[START EXERCISE MATERIALS]

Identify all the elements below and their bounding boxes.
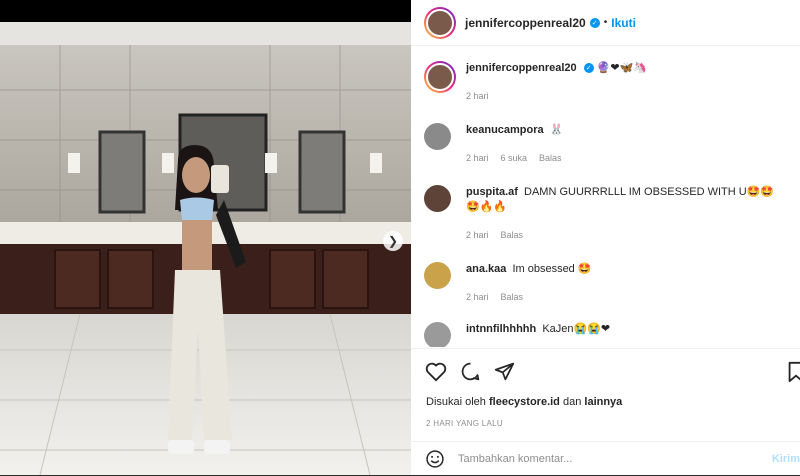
- likes-summary: Disukai oleh fleecystore.id dan lainnya: [426, 396, 622, 408]
- next-photo-button[interactable]: ❯: [383, 231, 403, 251]
- list-item: intnnfilhhhhh KaJen😭😭❤: [424, 322, 786, 347]
- emoji-icon[interactable]: [425, 449, 445, 469]
- share-icon[interactable]: [494, 361, 515, 382]
- comment-username[interactable]: ana.kaa: [466, 263, 506, 275]
- add-comment-bar: Kirim: [411, 441, 800, 476]
- comment-time[interactable]: 2 hari: [466, 292, 489, 302]
- caption: jennifercoppenreal20 ✓ 🔮❤🦋🦄 2 hari: [424, 61, 786, 101]
- comment-text: Im obsessed 🤩: [512, 263, 592, 275]
- reply-button[interactable]: Balas: [501, 230, 524, 240]
- liked-prefix: Disukai oleh: [426, 396, 486, 408]
- verified-icon: ✓: [583, 63, 594, 74]
- caption-time[interactable]: 2 hari: [466, 91, 489, 101]
- post-header: jennifercoppenreal20 ✓ • Ikuti: [411, 0, 800, 46]
- post-modal: ❯ jennifercoppenreal20 ✓ • Ikuti jennife…: [0, 0, 800, 475]
- post-photo[interactable]: ❯: [0, 0, 411, 475]
- caption-username[interactable]: jennifercoppenreal20: [466, 62, 577, 74]
- comment-icon[interactable]: [460, 361, 481, 382]
- list-item: ana.kaa Im obsessed 🤩 2 hari Balas: [424, 262, 786, 302]
- comment-username[interactable]: keanucampora: [466, 124, 544, 136]
- caption-text: 🔮❤🦋🦄: [596, 62, 648, 74]
- comment-time[interactable]: 2 hari: [466, 230, 489, 240]
- separator-dot: •: [603, 17, 608, 28]
- liked-user-link[interactable]: fleecystore.id: [489, 396, 560, 408]
- comment-username[interactable]: intnnfilhhhhh: [466, 323, 536, 335]
- follow-button[interactable]: Ikuti: [611, 16, 636, 30]
- comment-time[interactable]: 2 hari: [466, 153, 489, 163]
- reply-button[interactable]: Balas: [539, 153, 562, 163]
- post-actions: Disukai oleh fleecystore.id dan lainnya …: [411, 348, 800, 475]
- comment-username[interactable]: puspita.af: [466, 186, 518, 198]
- reply-button[interactable]: Balas: [501, 292, 524, 302]
- verified-icon: ✓: [589, 17, 600, 28]
- comment-likes[interactable]: 6 suka: [501, 153, 528, 163]
- comment-input[interactable]: [458, 453, 758, 465]
- avatar[interactable]: [424, 322, 451, 347]
- post-username[interactable]: jennifercoppenreal20: [465, 16, 586, 30]
- list-item: puspita.af DAMN GUURRRLLL IM OBSESSED WI…: [424, 185, 786, 240]
- heart-icon[interactable]: [425, 362, 447, 382]
- post-comment-button[interactable]: Kirim: [772, 453, 800, 465]
- bookmark-icon[interactable]: [786, 361, 800, 383]
- avatar[interactable]: [424, 262, 451, 289]
- list-item: keanucampora 🐰 2 hari 6 suka Balas: [424, 123, 786, 163]
- avatar[interactable]: [424, 185, 451, 212]
- avatar[interactable]: [424, 6, 456, 39]
- comment-text: KaJen😭😭❤: [542, 323, 611, 335]
- post-panel: jennifercoppenreal20 ✓ • Ikuti jenniferc…: [411, 0, 800, 475]
- chevron-right-icon: ❯: [387, 234, 399, 248]
- avatar[interactable]: [424, 123, 451, 150]
- comment-text: 🐰: [549, 124, 564, 136]
- post-timestamp[interactable]: 2 HARI YANG LALU: [426, 419, 503, 428]
- photo-illustration: [0, 0, 411, 475]
- comments-list[interactable]: jennifercoppenreal20 ✓ 🔮❤🦋🦄 2 hari keanuc…: [411, 47, 800, 347]
- liked-and: dan: [562, 396, 582, 408]
- liked-others-link[interactable]: lainnya: [584, 396, 622, 408]
- caption-avatar[interactable]: [424, 61, 456, 93]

[END EXERCISE MATERIALS]

Please rewrite everything from the line containing "- likes-summary: Disukai" down to the line containing "396, 560, 408]" in the data above, changing each "Balas" to "Reply" and leaving all else unchanged. Return only those lines.

- likes-summary: Disukai oleh fleecystore.id dan lainnya: [426, 396, 622, 408]
- next-photo-button[interactable]: ❯: [383, 231, 403, 251]
- list-item: intnnfilhhhhh KaJen😭😭❤: [424, 322, 786, 347]
- emoji-icon[interactable]: [425, 449, 445, 469]
- share-icon[interactable]: [494, 361, 515, 382]
- comment-username[interactable]: ana.kaa: [466, 263, 506, 275]
- add-comment-bar: Kirim: [411, 441, 800, 476]
- comment-time[interactable]: 2 hari: [466, 292, 489, 302]
- caption: jennifercoppenreal20 ✓ 🔮❤🦋🦄 2 hari: [424, 61, 786, 101]
- comment-text: Im obsessed 🤩: [512, 263, 592, 275]
- reply-button[interactable]: Reply: [501, 230, 524, 240]
- liked-prefix: Disukai oleh: [426, 396, 486, 408]
- verified-icon: ✓: [583, 63, 594, 74]
- caption-time[interactable]: 2 hari: [466, 91, 489, 101]
- post-header: jennifercoppenreal20 ✓ • Ikuti: [411, 0, 800, 46]
- post-modal: ❯ jennifercoppenreal20 ✓ • Ikuti jennife…: [0, 0, 800, 475]
- post-photo[interactable]: ❯: [0, 0, 411, 475]
- caption-username[interactable]: jennifercoppenreal20: [466, 62, 577, 74]
- comment-icon[interactable]: [460, 361, 481, 382]
- list-item: ana.kaa Im obsessed 🤩 2 hari Reply: [424, 262, 786, 302]
- comment-username[interactable]: keanucampora: [466, 124, 544, 136]
- caption-text: 🔮❤🦋🦄: [596, 62, 648, 74]
- comment-time[interactable]: 2 hari: [466, 230, 489, 240]
- separator-dot: •: [603, 17, 608, 28]
- liked-user-link[interactable]: fleecystore.id: [489, 396, 560, 408]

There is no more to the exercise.